# Exercise task:
Please reproduce the entries verbatim, starting at the very beginning and ending with the line that contains "weekday-header: Saturday: [665, 88, 772, 111]", with that line included.
** Begin **
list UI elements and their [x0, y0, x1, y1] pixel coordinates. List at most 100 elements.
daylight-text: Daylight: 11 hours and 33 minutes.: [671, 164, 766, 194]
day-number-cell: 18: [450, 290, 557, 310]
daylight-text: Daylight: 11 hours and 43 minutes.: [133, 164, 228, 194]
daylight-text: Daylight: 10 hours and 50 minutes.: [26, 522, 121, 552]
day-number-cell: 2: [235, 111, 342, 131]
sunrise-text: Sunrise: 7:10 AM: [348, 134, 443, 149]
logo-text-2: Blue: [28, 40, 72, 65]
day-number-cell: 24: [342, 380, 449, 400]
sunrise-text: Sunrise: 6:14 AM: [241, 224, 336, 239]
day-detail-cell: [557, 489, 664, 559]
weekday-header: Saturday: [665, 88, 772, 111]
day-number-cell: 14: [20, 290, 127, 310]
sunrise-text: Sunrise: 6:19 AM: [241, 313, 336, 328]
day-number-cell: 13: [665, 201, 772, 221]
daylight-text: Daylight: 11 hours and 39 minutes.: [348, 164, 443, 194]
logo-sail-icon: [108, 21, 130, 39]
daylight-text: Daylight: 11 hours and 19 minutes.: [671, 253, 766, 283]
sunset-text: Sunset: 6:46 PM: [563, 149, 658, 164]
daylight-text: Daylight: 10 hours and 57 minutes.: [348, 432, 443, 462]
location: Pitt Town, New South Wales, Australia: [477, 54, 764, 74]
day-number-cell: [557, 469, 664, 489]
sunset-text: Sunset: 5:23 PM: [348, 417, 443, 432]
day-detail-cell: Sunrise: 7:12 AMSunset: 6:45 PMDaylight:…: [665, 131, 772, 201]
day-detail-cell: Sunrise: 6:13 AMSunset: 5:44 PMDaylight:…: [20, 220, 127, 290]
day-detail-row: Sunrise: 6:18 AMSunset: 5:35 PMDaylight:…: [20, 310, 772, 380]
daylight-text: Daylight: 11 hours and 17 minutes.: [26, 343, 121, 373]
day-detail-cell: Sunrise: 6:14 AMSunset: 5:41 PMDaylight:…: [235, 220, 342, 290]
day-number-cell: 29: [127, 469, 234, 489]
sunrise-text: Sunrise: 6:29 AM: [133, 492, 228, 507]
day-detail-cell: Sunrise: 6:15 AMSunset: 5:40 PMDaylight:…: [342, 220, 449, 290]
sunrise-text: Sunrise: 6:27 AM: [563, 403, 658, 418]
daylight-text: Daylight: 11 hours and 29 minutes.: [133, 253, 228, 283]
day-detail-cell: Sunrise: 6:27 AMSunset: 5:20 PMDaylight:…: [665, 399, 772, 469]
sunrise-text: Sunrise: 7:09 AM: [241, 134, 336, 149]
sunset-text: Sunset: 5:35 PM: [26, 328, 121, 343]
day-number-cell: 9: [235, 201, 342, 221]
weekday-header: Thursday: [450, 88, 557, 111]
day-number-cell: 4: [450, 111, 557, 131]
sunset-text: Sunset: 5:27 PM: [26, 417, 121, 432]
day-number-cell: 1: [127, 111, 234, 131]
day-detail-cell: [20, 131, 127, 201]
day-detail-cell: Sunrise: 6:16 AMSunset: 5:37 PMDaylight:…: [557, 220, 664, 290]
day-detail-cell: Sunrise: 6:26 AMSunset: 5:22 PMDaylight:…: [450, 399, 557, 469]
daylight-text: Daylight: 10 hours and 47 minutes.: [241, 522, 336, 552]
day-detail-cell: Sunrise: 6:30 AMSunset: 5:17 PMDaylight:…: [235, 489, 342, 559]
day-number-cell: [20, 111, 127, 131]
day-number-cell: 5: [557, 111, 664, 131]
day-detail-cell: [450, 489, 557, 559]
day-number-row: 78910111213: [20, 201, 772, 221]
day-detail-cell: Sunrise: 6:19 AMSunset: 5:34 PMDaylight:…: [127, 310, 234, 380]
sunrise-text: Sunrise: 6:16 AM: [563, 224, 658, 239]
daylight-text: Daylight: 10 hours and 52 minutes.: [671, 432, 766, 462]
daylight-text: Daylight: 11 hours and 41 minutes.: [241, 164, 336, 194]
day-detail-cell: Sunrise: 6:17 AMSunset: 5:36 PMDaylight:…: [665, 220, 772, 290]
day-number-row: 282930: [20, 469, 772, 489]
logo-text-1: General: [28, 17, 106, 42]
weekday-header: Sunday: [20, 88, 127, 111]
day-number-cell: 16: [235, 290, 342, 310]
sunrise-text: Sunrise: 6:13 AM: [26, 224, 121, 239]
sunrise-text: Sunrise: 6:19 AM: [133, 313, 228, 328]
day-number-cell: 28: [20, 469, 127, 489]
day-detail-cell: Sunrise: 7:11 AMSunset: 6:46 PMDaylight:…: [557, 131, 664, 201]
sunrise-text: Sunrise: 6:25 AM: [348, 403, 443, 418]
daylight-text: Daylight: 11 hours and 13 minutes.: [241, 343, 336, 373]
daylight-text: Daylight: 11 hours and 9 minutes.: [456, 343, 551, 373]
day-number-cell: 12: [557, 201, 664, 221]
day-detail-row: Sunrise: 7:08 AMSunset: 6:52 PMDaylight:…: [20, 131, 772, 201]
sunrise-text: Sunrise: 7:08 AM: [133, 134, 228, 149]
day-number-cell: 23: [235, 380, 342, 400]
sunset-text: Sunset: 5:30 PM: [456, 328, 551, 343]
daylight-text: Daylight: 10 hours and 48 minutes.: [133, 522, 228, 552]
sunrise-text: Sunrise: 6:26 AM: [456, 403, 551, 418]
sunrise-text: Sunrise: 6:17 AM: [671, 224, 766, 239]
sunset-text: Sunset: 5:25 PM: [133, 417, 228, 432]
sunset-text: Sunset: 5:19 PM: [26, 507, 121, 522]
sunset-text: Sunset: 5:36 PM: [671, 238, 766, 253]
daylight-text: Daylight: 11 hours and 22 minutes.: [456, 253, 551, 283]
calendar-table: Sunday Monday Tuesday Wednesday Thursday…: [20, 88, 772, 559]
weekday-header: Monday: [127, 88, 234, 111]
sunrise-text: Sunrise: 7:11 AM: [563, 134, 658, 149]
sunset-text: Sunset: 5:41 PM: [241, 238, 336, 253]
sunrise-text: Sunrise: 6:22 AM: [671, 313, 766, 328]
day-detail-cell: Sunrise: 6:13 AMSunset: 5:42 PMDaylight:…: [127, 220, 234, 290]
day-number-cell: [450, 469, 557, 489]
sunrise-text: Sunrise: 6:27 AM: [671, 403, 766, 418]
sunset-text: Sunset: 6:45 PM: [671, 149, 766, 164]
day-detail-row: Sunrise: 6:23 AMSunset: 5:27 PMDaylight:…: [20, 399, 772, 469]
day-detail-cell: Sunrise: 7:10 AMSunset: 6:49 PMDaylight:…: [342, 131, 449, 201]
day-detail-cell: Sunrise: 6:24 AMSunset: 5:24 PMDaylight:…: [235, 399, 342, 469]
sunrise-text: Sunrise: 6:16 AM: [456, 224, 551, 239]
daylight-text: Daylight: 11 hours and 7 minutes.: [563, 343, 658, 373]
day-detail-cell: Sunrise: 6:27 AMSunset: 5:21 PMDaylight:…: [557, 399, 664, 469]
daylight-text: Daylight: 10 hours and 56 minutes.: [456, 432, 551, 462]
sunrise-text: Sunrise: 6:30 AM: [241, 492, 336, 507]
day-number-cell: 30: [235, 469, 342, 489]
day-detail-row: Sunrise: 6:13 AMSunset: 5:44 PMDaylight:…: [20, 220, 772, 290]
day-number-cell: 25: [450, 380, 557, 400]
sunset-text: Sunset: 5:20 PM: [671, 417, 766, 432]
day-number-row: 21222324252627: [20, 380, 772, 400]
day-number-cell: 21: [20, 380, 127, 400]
** End **
# Output for this task:
list UI elements and their [x0, y0, x1, y1] pixel coordinates. List at most 100 elements.
daylight-text: Daylight: 11 hours and 33 minutes.: [671, 164, 766, 194]
day-number-cell: 18: [450, 290, 557, 310]
daylight-text: Daylight: 11 hours and 43 minutes.: [133, 164, 228, 194]
daylight-text: Daylight: 10 hours and 50 minutes.: [26, 522, 121, 552]
day-number-cell: 2: [235, 111, 342, 131]
sunrise-text: Sunrise: 7:10 AM: [348, 134, 443, 149]
logo-text-2: Blue: [28, 40, 72, 65]
day-number-cell: 24: [342, 380, 449, 400]
sunrise-text: Sunrise: 6:14 AM: [241, 224, 336, 239]
day-detail-cell: [557, 489, 664, 559]
weekday-header: Saturday: [665, 88, 772, 111]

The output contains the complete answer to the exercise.